- SHORT PROBLEM: Render every entry exactly as it appears.

- RECORDS FOR THE EXERCISE:

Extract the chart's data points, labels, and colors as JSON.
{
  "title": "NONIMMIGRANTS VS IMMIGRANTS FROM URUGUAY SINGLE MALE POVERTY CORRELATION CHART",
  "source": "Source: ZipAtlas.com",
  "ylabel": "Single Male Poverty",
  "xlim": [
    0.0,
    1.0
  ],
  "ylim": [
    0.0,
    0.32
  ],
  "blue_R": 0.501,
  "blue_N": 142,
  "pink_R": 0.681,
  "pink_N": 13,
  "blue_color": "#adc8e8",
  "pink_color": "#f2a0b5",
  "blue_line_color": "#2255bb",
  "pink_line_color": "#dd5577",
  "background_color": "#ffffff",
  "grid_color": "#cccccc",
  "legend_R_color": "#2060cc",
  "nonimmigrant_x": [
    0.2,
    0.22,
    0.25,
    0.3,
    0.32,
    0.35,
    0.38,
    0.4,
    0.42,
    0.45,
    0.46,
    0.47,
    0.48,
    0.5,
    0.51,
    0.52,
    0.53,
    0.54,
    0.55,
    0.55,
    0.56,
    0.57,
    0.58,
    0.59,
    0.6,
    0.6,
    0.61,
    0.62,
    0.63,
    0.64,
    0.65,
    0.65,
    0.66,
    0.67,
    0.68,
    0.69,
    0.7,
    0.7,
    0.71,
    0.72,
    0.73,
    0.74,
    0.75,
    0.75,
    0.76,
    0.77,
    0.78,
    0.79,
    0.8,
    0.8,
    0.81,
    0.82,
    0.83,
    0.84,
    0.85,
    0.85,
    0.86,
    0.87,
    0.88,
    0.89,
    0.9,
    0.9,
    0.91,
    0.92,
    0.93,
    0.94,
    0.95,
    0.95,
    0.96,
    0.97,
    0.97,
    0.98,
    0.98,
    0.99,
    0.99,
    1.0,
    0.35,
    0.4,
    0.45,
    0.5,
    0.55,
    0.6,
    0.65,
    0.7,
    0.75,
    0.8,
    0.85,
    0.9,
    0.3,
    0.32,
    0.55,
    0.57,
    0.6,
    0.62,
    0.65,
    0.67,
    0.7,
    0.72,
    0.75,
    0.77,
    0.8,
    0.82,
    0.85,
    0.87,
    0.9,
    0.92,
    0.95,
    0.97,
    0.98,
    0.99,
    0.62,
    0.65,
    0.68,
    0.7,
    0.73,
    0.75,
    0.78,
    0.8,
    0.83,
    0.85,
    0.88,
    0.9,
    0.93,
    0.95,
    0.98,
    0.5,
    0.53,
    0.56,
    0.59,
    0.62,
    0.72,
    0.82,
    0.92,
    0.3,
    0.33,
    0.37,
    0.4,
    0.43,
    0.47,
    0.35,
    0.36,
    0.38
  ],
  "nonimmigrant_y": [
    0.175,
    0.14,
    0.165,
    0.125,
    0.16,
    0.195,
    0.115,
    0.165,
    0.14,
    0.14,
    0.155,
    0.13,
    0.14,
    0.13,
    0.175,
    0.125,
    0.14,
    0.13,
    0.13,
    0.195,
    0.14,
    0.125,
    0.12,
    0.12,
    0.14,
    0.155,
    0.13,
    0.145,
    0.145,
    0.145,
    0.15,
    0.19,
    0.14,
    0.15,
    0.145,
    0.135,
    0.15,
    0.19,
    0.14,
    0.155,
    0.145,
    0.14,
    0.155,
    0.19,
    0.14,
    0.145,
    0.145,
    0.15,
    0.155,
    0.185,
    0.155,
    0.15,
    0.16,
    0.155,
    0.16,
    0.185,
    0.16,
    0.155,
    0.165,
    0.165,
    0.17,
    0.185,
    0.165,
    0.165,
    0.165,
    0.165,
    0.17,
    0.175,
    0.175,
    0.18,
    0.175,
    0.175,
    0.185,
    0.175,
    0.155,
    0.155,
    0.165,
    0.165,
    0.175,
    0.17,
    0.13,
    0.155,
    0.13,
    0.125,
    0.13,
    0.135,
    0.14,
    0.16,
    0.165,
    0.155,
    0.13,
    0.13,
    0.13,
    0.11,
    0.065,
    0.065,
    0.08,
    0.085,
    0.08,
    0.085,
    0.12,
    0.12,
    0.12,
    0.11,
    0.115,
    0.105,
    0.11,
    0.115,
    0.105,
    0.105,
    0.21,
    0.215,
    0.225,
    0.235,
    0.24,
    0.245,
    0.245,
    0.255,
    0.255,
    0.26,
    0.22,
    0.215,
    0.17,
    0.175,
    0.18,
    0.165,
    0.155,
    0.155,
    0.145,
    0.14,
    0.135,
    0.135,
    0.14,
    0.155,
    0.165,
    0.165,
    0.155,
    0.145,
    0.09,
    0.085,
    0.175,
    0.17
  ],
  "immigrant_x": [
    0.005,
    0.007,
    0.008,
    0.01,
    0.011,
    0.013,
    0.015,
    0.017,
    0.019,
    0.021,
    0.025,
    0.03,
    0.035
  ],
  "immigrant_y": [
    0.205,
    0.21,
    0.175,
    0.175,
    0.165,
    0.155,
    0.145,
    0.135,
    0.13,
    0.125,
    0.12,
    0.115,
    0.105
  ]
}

- RESULT FOR THIS EXERCISE:
Extract the chart's data points, labels, and colors as JSON.
{
  "title": "NONIMMIGRANTS VS IMMIGRANTS FROM URUGUAY SINGLE MALE POVERTY CORRELATION CHART",
  "source": "Source: ZipAtlas.com",
  "ylabel": "Single Male Poverty",
  "xlim": [
    0.0,
    1.0
  ],
  "ylim": [
    0.0,
    0.32
  ],
  "blue_R": 0.501,
  "blue_N": 142,
  "pink_R": 0.681,
  "pink_N": 13,
  "blue_color": "#adc8e8",
  "pink_color": "#f2a0b5",
  "blue_line_color": "#2255bb",
  "pink_line_color": "#dd5577",
  "background_color": "#ffffff",
  "grid_color": "#cccccc",
  "legend_R_color": "#2060cc",
  "nonimmigrant_x": [
    0.2,
    0.22,
    0.25,
    0.3,
    0.32,
    0.35,
    0.38,
    0.4,
    0.42,
    0.45,
    0.46,
    0.47,
    0.48,
    0.5,
    0.51,
    0.52,
    0.53,
    0.54,
    0.55,
    0.55,
    0.56,
    0.57,
    0.58,
    0.59,
    0.6,
    0.6,
    0.61,
    0.62,
    0.63,
    0.64,
    0.65,
    0.65,
    0.66,
    0.67,
    0.68,
    0.69,
    0.7,
    0.7,
    0.71,
    0.72,
    0.73,
    0.74,
    0.75,
    0.75,
    0.76,
    0.77,
    0.78,
    0.79,
    0.8,
    0.8,
    0.81,
    0.82,
    0.83,
    0.84,
    0.85,
    0.85,
    0.86,
    0.87,
    0.88,
    0.89,
    0.9,
    0.9,
    0.91,
    0.92,
    0.93,
    0.94,
    0.95,
    0.95,
    0.96,
    0.97,
    0.97,
    0.98,
    0.98,
    0.99,
    0.99,
    1.0,
    0.35,
    0.4,
    0.45,
    0.5,
    0.55,
    0.6,
    0.65,
    0.7,
    0.75,
    0.8,
    0.85,
    0.9,
    0.3,
    0.32,
    0.55,
    0.57,
    0.6,
    0.62,
    0.65,
    0.67,
    0.7,
    0.72,
    0.75,
    0.77,
    0.8,
    0.82,
    0.85,
    0.87,
    0.9,
    0.92,
    0.95,
    0.97,
    0.98,
    0.99,
    0.62,
    0.65,
    0.68,
    0.7,
    0.73,
    0.75,
    0.78,
    0.8,
    0.83,
    0.85,
    0.88,
    0.9,
    0.93,
    0.95,
    0.98,
    0.5,
    0.53,
    0.56,
    0.59,
    0.62,
    0.72,
    0.82,
    0.92,
    0.3,
    0.33,
    0.37,
    0.4,
    0.43,
    0.47,
    0.35,
    0.36,
    0.38
  ],
  "nonimmigrant_y": [
    0.175,
    0.14,
    0.165,
    0.125,
    0.16,
    0.195,
    0.115,
    0.165,
    0.14,
    0.14,
    0.155,
    0.13,
    0.14,
    0.13,
    0.175,
    0.125,
    0.14,
    0.13,
    0.13,
    0.195,
    0.14,
    0.125,
    0.12,
    0.12,
    0.14,
    0.155,
    0.13,
    0.145,
    0.145,
    0.145,
    0.15,
    0.19,
    0.14,
    0.15,
    0.145,
    0.135,
    0.15,
    0.19,
    0.14,
    0.155,
    0.145,
    0.14,
    0.155,
    0.19,
    0.14,
    0.145,
    0.145,
    0.15,
    0.155,
    0.185,
    0.155,
    0.15,
    0.16,
    0.155,
    0.16,
    0.185,
    0.16,
    0.155,
    0.165,
    0.165,
    0.17,
    0.185,
    0.165,
    0.165,
    0.165,
    0.165,
    0.17,
    0.175,
    0.175,
    0.18,
    0.175,
    0.175,
    0.185,
    0.175,
    0.155,
    0.155,
    0.165,
    0.165,
    0.175,
    0.17,
    0.13,
    0.155,
    0.13,
    0.125,
    0.13,
    0.135,
    0.14,
    0.16,
    0.165,
    0.155,
    0.13,
    0.13,
    0.13,
    0.11,
    0.065,
    0.065,
    0.08,
    0.085,
    0.08,
    0.085,
    0.12,
    0.12,
    0.12,
    0.11,
    0.115,
    0.105,
    0.11,
    0.115,
    0.105,
    0.105,
    0.21,
    0.215,
    0.225,
    0.235,
    0.24,
    0.245,
    0.245,
    0.255,
    0.255,
    0.26,
    0.22,
    0.215,
    0.17,
    0.175,
    0.18,
    0.165,
    0.155,
    0.155,
    0.145,
    0.14,
    0.135,
    0.135,
    0.14,
    0.155,
    0.165,
    0.165,
    0.155,
    0.145,
    0.09,
    0.085,
    0.175,
    0.17
  ],
  "immigrant_x": [
    0.005,
    0.007,
    0.008,
    0.01,
    0.011,
    0.013,
    0.015,
    0.017,
    0.019,
    0.021,
    0.025,
    0.03,
    0.035
  ],
  "immigrant_y": [
    0.205,
    0.21,
    0.175,
    0.175,
    0.165,
    0.155,
    0.145,
    0.135,
    0.13,
    0.125,
    0.12,
    0.115,
    0.105
  ]
}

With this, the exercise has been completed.